*PROBLEM STATEMENT*
Wherever the word "Sort" appears in a line, extract that line.

*** EXERCISE MATERIALS

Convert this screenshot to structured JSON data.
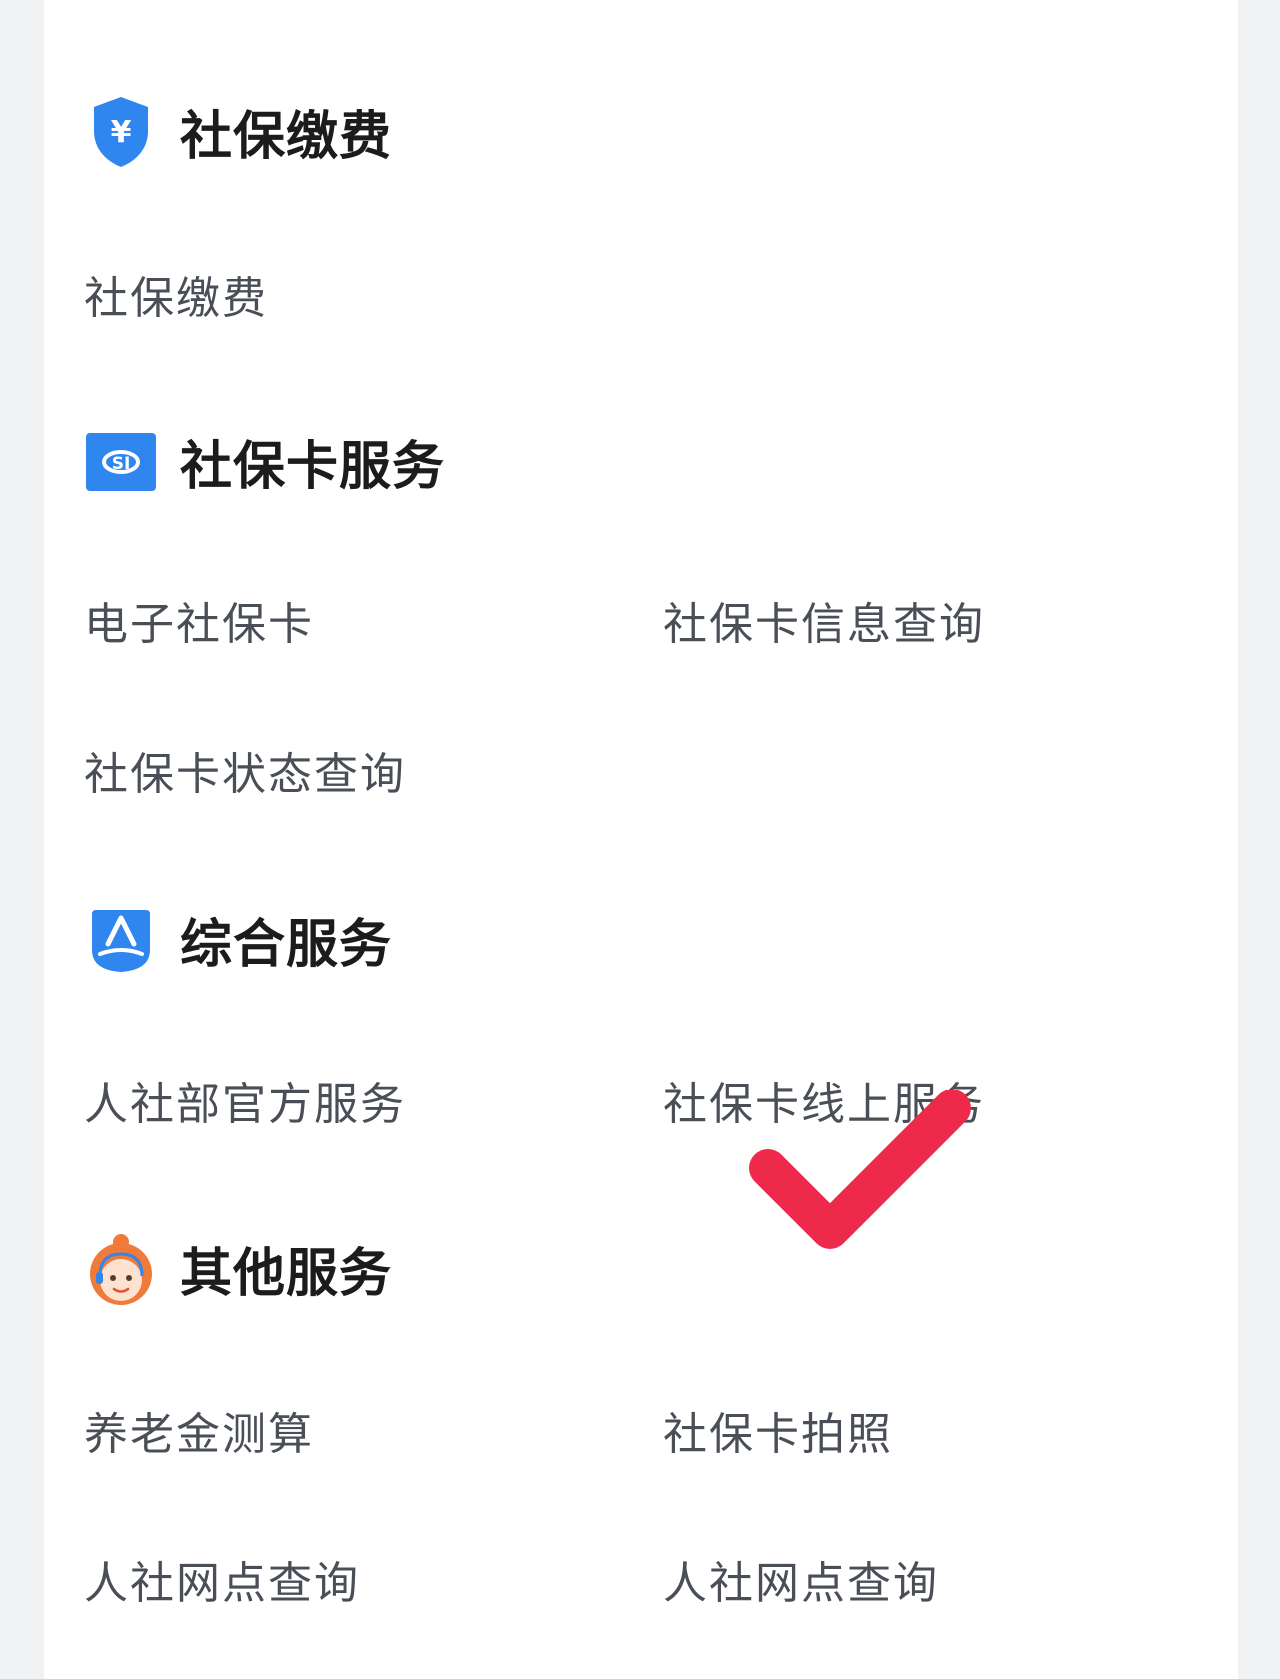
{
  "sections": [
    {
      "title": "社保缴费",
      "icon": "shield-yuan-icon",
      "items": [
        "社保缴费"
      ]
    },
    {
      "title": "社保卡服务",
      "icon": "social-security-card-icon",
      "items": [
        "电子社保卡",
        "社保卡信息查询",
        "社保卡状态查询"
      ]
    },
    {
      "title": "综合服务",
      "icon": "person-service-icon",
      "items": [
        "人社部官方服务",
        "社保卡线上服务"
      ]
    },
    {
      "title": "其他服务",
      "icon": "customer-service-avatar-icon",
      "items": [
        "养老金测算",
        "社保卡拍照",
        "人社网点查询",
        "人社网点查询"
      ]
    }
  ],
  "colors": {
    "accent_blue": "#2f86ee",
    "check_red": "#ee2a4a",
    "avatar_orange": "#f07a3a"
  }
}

******
*** EXERCISE MATERIALS

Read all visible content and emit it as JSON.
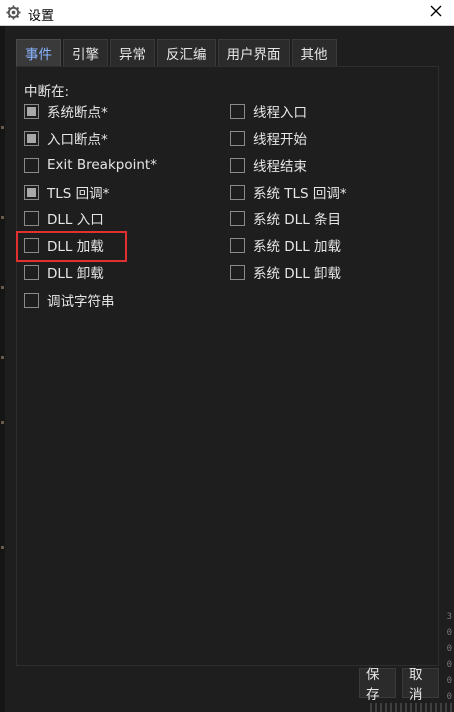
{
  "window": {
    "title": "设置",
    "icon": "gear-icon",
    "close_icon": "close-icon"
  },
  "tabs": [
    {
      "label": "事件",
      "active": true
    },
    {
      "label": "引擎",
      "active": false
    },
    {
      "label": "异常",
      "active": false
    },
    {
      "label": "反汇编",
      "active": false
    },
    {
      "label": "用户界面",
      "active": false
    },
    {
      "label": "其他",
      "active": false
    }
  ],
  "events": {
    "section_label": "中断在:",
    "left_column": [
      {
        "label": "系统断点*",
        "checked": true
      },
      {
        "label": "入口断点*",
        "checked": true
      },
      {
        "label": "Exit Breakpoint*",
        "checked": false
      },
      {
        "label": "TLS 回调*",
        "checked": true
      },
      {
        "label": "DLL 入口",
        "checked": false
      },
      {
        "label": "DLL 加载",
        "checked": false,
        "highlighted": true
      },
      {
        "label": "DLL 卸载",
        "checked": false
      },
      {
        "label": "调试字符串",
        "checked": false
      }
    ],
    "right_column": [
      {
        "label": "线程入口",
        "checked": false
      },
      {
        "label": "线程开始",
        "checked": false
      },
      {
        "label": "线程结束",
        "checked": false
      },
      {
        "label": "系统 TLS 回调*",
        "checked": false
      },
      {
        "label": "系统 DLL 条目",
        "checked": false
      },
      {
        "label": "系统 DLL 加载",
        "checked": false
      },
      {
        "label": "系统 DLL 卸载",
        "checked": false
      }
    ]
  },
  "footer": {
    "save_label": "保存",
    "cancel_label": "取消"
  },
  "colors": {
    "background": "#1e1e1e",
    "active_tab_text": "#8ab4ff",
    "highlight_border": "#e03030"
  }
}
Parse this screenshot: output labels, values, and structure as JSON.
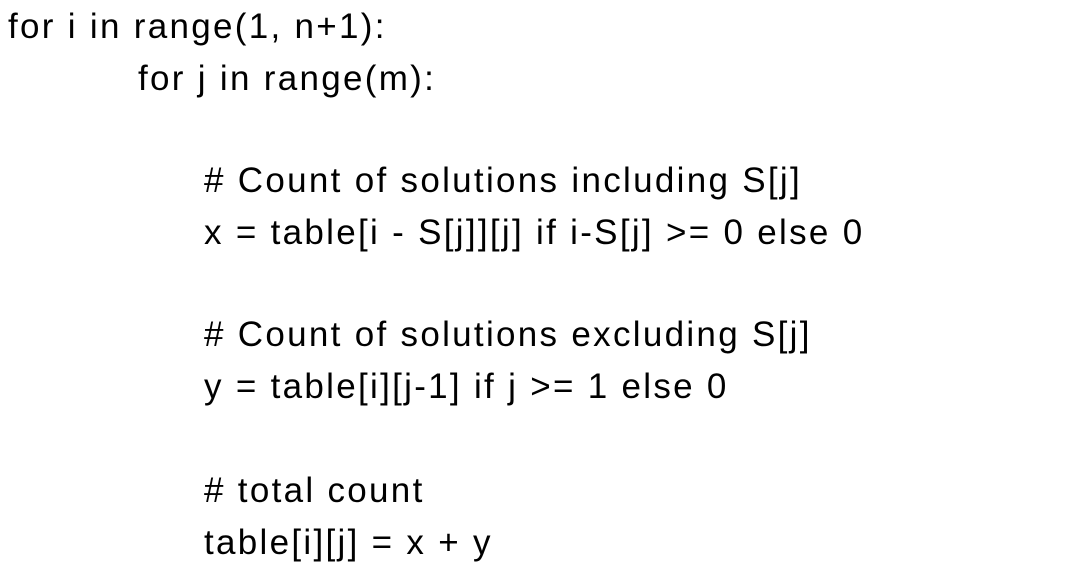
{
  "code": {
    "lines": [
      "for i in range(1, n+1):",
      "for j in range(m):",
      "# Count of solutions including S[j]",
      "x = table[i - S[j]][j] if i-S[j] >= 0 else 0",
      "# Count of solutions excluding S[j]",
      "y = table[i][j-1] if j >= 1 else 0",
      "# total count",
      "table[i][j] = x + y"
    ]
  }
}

******
*** EXERCISE MATERIALS

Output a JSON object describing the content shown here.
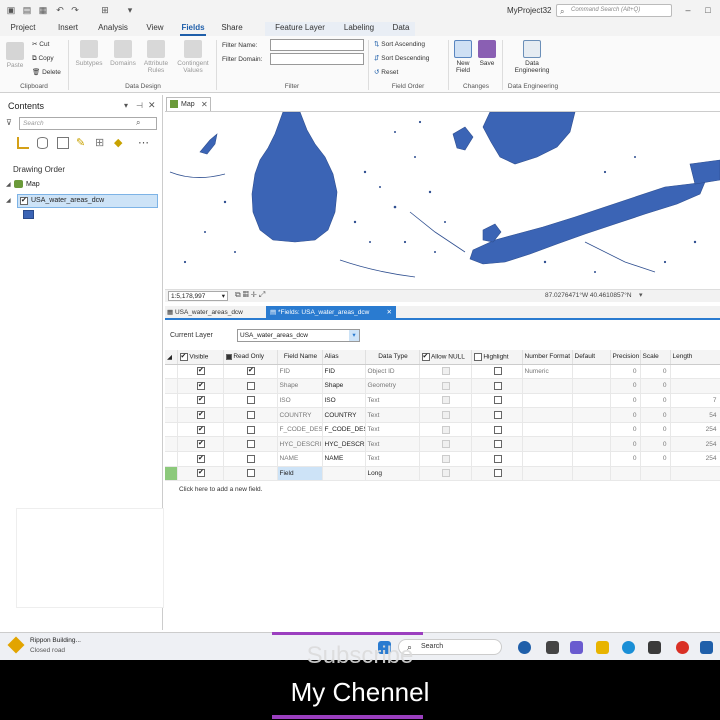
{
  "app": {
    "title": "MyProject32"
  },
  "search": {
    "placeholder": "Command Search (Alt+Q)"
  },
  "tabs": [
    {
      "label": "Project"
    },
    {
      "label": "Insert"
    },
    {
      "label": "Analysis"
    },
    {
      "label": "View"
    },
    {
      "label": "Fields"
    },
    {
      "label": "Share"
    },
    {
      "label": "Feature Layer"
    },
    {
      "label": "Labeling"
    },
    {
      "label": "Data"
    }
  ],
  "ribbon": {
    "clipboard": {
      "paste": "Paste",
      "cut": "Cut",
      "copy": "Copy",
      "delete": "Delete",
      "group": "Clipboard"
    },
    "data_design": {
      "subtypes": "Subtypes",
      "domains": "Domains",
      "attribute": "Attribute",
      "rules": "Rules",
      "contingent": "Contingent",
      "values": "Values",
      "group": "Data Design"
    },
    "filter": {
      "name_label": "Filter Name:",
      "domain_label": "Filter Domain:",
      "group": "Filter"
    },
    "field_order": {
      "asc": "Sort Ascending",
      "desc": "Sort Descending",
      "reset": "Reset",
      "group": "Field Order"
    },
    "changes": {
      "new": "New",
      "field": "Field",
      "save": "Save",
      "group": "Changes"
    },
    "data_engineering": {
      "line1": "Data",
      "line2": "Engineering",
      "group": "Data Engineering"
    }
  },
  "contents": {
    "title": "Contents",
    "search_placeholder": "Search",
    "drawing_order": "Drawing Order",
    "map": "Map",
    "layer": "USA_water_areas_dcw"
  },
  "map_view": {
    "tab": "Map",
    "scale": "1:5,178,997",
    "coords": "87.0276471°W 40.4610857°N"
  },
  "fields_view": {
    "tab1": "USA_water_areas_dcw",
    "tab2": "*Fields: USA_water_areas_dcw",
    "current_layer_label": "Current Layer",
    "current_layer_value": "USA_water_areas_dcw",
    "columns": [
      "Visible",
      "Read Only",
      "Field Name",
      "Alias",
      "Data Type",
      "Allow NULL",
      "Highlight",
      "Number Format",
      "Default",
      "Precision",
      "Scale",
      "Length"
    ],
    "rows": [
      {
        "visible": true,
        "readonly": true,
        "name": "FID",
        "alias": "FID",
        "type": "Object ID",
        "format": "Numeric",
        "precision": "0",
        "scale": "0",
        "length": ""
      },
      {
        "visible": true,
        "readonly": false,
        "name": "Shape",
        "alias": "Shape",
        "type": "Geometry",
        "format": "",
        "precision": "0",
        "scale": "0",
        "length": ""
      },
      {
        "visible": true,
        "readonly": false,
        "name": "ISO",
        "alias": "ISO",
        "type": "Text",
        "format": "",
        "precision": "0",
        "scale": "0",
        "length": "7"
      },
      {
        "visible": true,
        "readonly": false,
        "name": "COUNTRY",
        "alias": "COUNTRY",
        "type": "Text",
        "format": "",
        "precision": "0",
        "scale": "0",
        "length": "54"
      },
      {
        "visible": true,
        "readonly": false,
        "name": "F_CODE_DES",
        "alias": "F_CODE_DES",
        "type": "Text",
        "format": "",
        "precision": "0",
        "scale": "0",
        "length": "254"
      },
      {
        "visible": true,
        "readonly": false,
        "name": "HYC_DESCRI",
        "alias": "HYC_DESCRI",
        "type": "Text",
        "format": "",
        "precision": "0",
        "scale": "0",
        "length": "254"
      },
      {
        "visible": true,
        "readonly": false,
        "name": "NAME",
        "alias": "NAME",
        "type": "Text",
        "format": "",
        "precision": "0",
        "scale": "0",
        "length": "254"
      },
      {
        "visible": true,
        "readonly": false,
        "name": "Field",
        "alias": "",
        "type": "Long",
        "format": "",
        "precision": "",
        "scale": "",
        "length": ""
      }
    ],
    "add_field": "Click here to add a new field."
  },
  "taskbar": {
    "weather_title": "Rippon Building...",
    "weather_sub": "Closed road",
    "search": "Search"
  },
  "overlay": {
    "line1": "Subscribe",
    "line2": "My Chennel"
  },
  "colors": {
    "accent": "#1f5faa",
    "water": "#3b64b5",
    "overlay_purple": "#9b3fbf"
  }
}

******

*OUTPUT OF THE EXERCISE*
      "asc": "Sort Ascending",
      "desc": "Sort Descending",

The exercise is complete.